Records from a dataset
* begin *
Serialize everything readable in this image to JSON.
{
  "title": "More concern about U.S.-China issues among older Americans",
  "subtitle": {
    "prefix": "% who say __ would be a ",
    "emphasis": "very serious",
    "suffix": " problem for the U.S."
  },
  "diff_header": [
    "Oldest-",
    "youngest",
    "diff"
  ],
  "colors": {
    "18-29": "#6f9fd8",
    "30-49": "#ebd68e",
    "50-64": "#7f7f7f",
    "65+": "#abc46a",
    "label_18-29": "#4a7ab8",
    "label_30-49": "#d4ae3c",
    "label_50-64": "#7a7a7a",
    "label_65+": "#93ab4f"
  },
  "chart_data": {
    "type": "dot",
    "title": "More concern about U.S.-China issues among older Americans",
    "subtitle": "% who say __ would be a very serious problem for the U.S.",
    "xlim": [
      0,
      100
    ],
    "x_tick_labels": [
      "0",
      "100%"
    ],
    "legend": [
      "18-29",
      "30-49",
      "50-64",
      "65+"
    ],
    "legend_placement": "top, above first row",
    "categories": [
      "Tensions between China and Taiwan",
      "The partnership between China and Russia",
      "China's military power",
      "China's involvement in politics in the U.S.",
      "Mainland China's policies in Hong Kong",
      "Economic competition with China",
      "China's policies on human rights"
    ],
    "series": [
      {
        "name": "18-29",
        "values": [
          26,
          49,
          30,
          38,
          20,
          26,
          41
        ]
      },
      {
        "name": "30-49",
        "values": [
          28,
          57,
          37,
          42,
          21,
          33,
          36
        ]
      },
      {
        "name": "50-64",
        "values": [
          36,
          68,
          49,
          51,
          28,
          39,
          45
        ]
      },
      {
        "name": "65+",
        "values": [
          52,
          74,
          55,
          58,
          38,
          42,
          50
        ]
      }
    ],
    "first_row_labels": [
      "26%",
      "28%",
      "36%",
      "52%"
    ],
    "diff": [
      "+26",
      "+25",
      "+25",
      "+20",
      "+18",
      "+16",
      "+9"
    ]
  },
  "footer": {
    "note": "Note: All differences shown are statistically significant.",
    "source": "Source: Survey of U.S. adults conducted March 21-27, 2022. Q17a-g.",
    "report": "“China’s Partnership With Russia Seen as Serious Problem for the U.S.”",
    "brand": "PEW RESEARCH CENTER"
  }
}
* end *
THE TASK:
Each line of the listing above should be output exactly.

THE COMPLETED TASK:
Serialize everything readable in this image to JSON.
{
  "title": "More concern about U.S.-China issues among older Americans",
  "subtitle": {
    "prefix": "% who say __ would be a ",
    "emphasis": "very serious",
    "suffix": " problem for the U.S."
  },
  "diff_header": [
    "Oldest-",
    "youngest",
    "diff"
  ],
  "colors": {
    "18-29": "#6f9fd8",
    "30-49": "#ebd68e",
    "50-64": "#7f7f7f",
    "65+": "#abc46a",
    "label_18-29": "#4a7ab8",
    "label_30-49": "#d4ae3c",
    "label_50-64": "#7a7a7a",
    "label_65+": "#93ab4f"
  },
  "chart_data": {
    "type": "dot",
    "title": "More concern about U.S.-China issues among older Americans",
    "subtitle": "% who say __ would be a very serious problem for the U.S.",
    "xlim": [
      0,
      100
    ],
    "x_tick_labels": [
      "0",
      "100%"
    ],
    "legend": [
      "18-29",
      "30-49",
      "50-64",
      "65+"
    ],
    "legend_placement": "top, above first row",
    "categories": [
      "Tensions between China and Taiwan",
      "The partnership between China and Russia",
      "China's military power",
      "China's involvement in politics in the U.S.",
      "Mainland China's policies in Hong Kong",
      "Economic competition with China",
      "China's policies on human rights"
    ],
    "series": [
      {
        "name": "18-29",
        "values": [
          26,
          49,
          30,
          38,
          20,
          26,
          41
        ]
      },
      {
        "name": "30-49",
        "values": [
          28,
          57,
          37,
          42,
          21,
          33,
          36
        ]
      },
      {
        "name": "50-64",
        "values": [
          36,
          68,
          49,
          51,
          28,
          39,
          45
        ]
      },
      {
        "name": "65+",
        "values": [
          52,
          74,
          55,
          58,
          38,
          42,
          50
        ]
      }
    ],
    "first_row_labels": [
      "26%",
      "28%",
      "36%",
      "52%"
    ],
    "diff": [
      "+26",
      "+25",
      "+25",
      "+20",
      "+18",
      "+16",
      "+9"
    ]
  },
  "footer": {
    "note": "Note: All differences shown are statistically significant.",
    "source": "Source: Survey of U.S. adults conducted March 21-27, 2022. Q17a-g.",
    "report": "“China’s Partnership With Russia Seen as Serious Problem for the U.S.”",
    "brand": "PEW RESEARCH CENTER"
  }
}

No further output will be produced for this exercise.